Data excerpts:
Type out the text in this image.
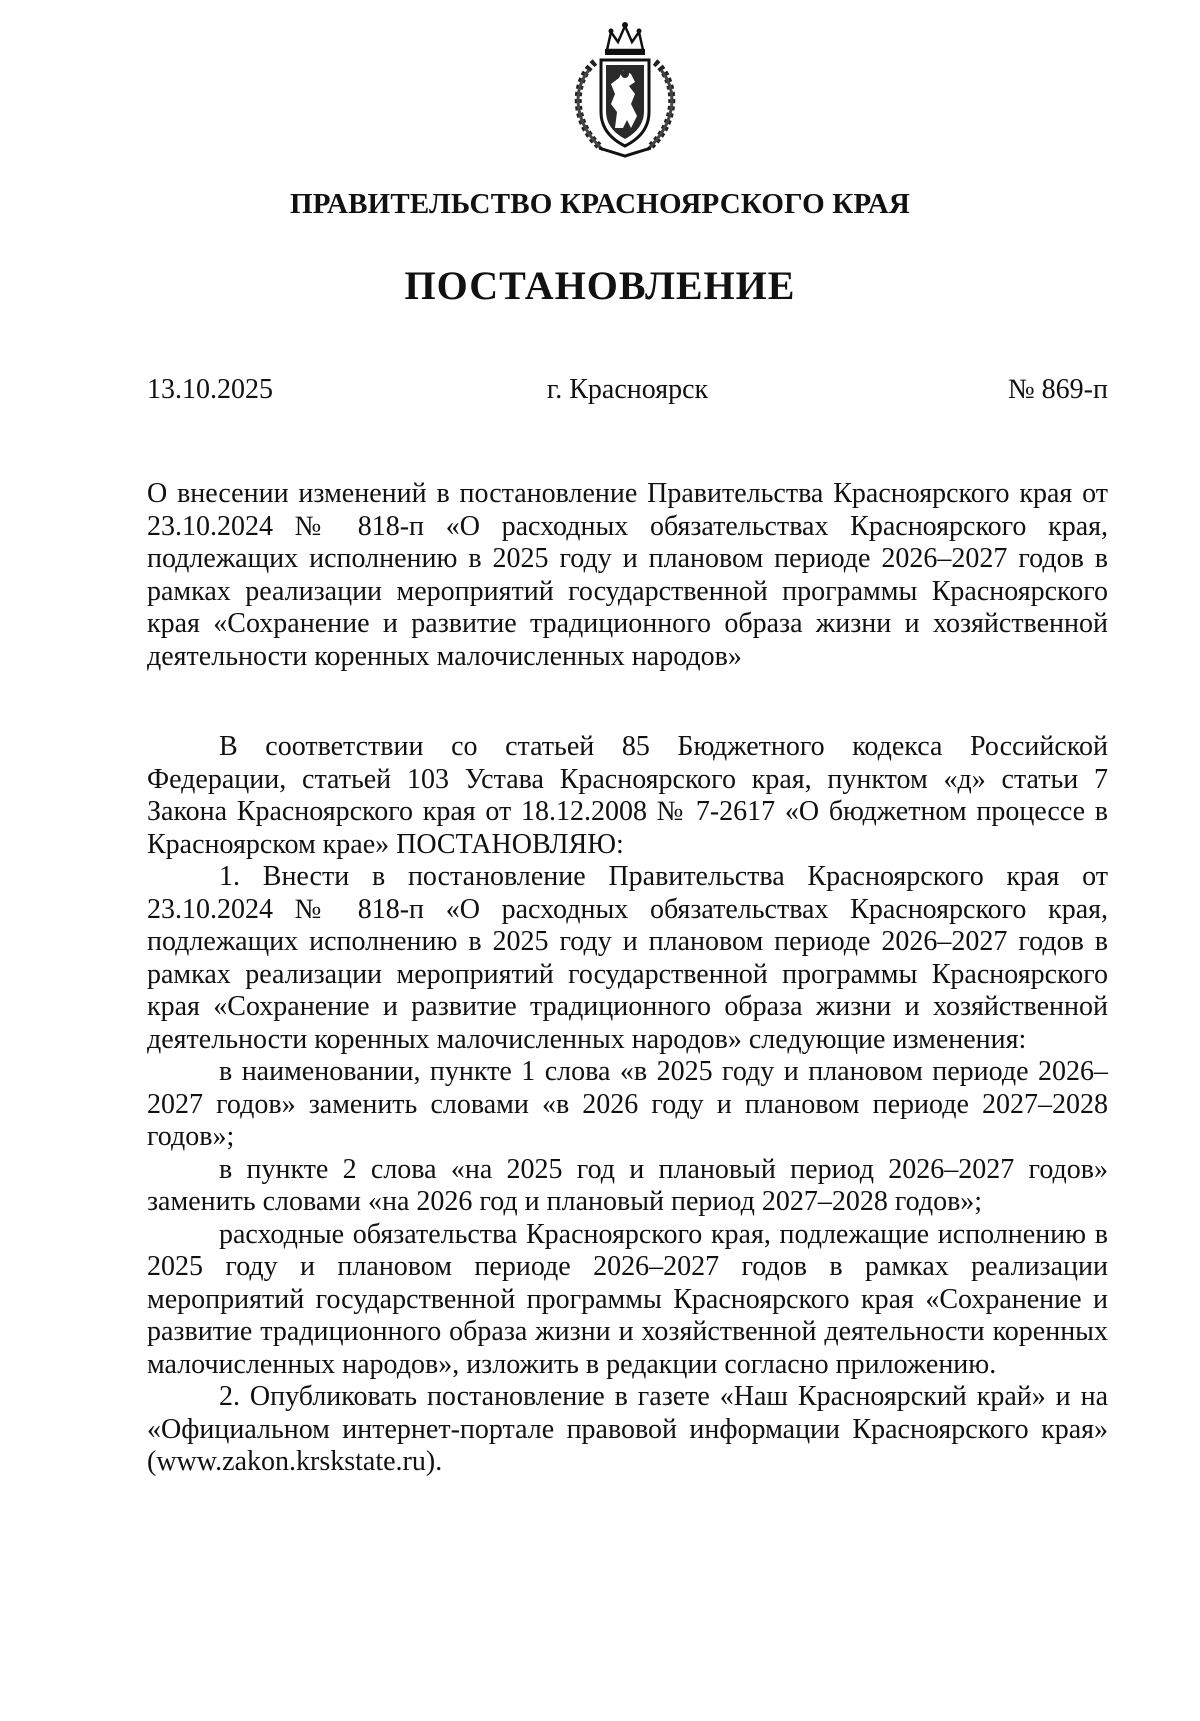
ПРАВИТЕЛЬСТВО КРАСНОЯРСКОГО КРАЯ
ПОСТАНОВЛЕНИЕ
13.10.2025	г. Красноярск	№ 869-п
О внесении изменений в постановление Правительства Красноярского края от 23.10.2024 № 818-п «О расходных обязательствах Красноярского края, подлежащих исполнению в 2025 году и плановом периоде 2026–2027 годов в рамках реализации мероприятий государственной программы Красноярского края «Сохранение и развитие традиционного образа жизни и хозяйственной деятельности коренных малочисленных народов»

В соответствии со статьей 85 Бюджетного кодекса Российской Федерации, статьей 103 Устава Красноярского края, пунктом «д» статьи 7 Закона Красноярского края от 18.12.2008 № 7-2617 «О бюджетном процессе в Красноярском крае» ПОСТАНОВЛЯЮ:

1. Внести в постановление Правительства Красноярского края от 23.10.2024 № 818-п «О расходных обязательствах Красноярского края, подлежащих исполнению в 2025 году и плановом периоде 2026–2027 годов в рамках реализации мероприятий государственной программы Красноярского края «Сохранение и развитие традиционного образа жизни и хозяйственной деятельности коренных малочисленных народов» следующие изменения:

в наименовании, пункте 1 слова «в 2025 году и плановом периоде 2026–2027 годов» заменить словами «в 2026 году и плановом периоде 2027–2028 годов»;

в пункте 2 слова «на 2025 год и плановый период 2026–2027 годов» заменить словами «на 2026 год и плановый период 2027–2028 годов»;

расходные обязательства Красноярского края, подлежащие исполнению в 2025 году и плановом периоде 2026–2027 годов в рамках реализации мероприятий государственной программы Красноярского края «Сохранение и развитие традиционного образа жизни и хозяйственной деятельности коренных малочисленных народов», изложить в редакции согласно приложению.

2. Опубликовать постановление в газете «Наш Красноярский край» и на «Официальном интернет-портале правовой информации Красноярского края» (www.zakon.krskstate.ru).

--

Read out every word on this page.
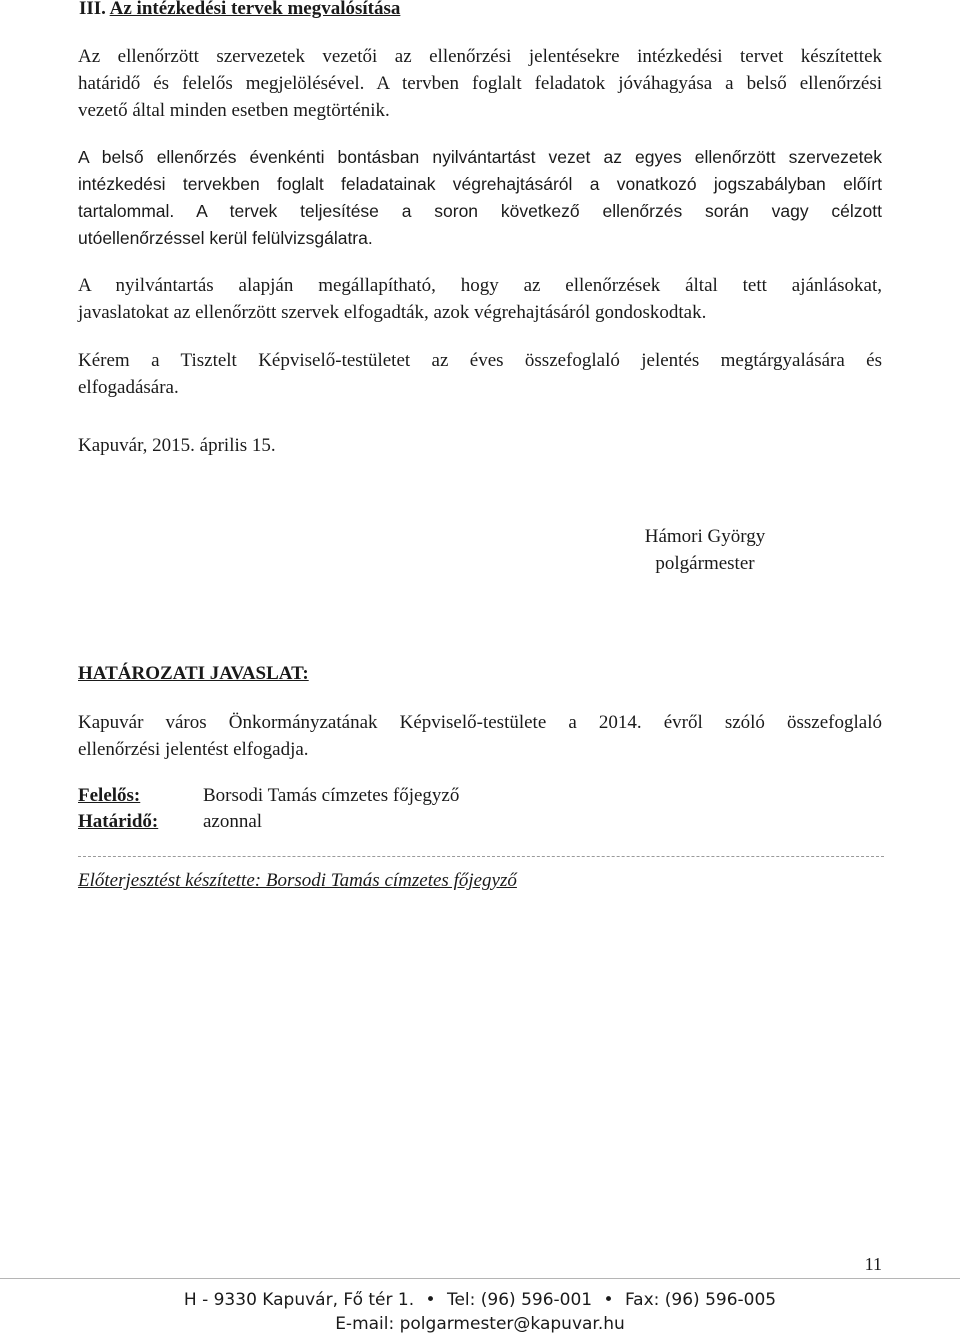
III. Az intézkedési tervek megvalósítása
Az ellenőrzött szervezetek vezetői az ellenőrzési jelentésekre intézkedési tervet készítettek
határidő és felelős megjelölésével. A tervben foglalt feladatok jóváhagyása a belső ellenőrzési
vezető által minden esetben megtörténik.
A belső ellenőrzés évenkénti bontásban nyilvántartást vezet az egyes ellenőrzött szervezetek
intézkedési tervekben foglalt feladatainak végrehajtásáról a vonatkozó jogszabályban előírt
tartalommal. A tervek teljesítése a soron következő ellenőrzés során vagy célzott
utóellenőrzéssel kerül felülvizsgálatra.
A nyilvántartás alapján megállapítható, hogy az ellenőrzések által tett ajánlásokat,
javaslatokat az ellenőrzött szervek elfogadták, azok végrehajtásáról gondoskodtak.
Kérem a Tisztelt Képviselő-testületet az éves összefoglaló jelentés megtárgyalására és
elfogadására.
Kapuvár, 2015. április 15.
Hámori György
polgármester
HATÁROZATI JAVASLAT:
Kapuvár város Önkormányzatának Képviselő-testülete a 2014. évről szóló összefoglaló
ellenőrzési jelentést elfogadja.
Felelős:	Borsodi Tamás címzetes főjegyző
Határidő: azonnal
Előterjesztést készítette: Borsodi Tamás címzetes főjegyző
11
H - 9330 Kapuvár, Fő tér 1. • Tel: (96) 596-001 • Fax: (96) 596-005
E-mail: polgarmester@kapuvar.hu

# Your task:
Count every line in the entries above where the word "ellenőrzési" appears; respond with the number alone.

# Finished exercise:
3